** PROVIDED TEXT follows **
1892 collection of short stories by Ambrose Bierce

Tales of Soldiers and Civilians is a collection of short stories by American Civil War soldier, wit, and writer Ambrose Bierce, also published under the title In the Midst of Life. With a stated publication date of 1891 (but actually published in early 1892) the stories describe unusual incidents in the lives of soldiers and civilians during the American Civil War. Tales of Soldiers and Civilians was named by the Grolier Club as one of the 100 most influential American books printed before 1900, stating "These short stories are among the finest, and best known, in American literature. ... Written in a clear simple style, with each phrase contributing to the total effect, Bierce's tales pointed the way for the American short-story writer." Bierce's famous story "An Occurrence at Owl Creek Bridge" is included in this collection.

==Publication==
In the preface to the first edition, Bierce maintained that the book had been "denied existence by the chief publishing houses of the country." He credited the eventual publication of the book to his friend, Mr. E. L. G. Steele, a merchant from San Francisco, who was listed with the 1891 copyright.

In 1898, Tales was republished along with other stories by G.P. Putnam's Sons under the title In the Midst of Life. George Sterling, in the introduction to a later (1927) edition, noted that as a result of "obtuse critics and a benighted public", the book failed to become the sensation Bierce had expected.
** End of PROVIDED TEXT **
** STORED DATA follows **
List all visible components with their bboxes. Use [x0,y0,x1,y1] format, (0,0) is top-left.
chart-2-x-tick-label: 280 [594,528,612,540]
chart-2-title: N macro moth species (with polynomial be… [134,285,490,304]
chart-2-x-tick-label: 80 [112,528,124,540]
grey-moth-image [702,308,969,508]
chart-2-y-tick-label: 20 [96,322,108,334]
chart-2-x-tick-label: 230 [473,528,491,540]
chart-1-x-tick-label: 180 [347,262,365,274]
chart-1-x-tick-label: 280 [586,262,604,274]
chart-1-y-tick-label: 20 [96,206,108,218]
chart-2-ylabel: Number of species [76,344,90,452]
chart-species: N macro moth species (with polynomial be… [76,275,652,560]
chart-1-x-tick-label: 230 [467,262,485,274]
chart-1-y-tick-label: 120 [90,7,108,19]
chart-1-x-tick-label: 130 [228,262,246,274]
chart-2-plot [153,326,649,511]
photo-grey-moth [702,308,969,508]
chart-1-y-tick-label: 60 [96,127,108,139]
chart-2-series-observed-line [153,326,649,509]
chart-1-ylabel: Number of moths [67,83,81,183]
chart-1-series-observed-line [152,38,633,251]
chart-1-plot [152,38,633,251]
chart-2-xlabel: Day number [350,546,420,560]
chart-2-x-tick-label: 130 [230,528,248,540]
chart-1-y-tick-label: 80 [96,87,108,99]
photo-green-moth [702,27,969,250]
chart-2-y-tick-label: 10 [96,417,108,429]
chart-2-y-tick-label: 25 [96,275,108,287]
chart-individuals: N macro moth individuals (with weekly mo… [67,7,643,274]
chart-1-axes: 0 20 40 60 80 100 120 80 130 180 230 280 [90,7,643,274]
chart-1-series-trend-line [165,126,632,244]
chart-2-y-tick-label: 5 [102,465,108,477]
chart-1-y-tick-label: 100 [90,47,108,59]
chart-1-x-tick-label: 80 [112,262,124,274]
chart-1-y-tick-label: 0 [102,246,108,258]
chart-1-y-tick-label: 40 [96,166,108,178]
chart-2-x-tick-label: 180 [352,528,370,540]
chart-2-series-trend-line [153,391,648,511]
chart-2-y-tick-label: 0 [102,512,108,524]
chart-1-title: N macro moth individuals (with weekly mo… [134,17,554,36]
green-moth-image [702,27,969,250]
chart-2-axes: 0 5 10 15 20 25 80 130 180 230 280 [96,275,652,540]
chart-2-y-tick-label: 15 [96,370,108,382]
** End of STORED DATA **
COMPLETE THE FOLLOWING:
1. Transcribe the portion of the passage on Tales of Soldiers and Civilians that opens with the words containing "Tales of Soldiers and Civilians is" and closes with "in this collection.".
2. According to the passage on Tales of Soldiers and Civilians, whom did Bierce credit with the eventual publication of the book?
3. Using the passage on Tales of Soldiers and Civilians, decide whether each statement agrees with it. Answer yes or no, and quote the deciding words.
(a) The collection was actually published in 1891.
(b) G.P. Putnam's Sons republished the stories in 1898 under the title In the Midst of Life.
(c) The Grolier Club named the book one of the 100 most influential American books printed before 1900.

ANSWERS TO THE EXERCISE:
1.
Tales of Soldiers and Civilians is a collection of short stories by American Civil War soldier, wit, and writer Ambrose Bierce, also published under the title In the Midst of Life. With a stated publication date of 1891 (but actually published in early 1892) the stories describe unusual incidents in the lives of soldiers and civilians during the American Civil War. Tales of Soldiers and Civilians was named by the Grolier Club as one of the 100 most influential American books printed before 1900, stating "These short stories are among the finest, and best known, in American literature. ... Written in a clear simple style, with each phrase contributing to the total effect, Bierce's tales pointed the way for the American short-story writer." Bierce's famous story "An Occurrence at Owl Creek Bridge" is included in this collection.

2. His friend Mr. E. L. G. Steele, a merchant from San Francisco.

3.
(a) No: "With a stated publication date of 1891 (but actually published in early 1892)"
(b) Yes: "In 1898, Tales was republished along with other stories by G.P. Putnam's Sons under the title In the Midst of Life."
(c) Yes: "Tales of Soldiers and Civilians was named by the Grolier Club as one of the 100 most influential American books printed before 1900"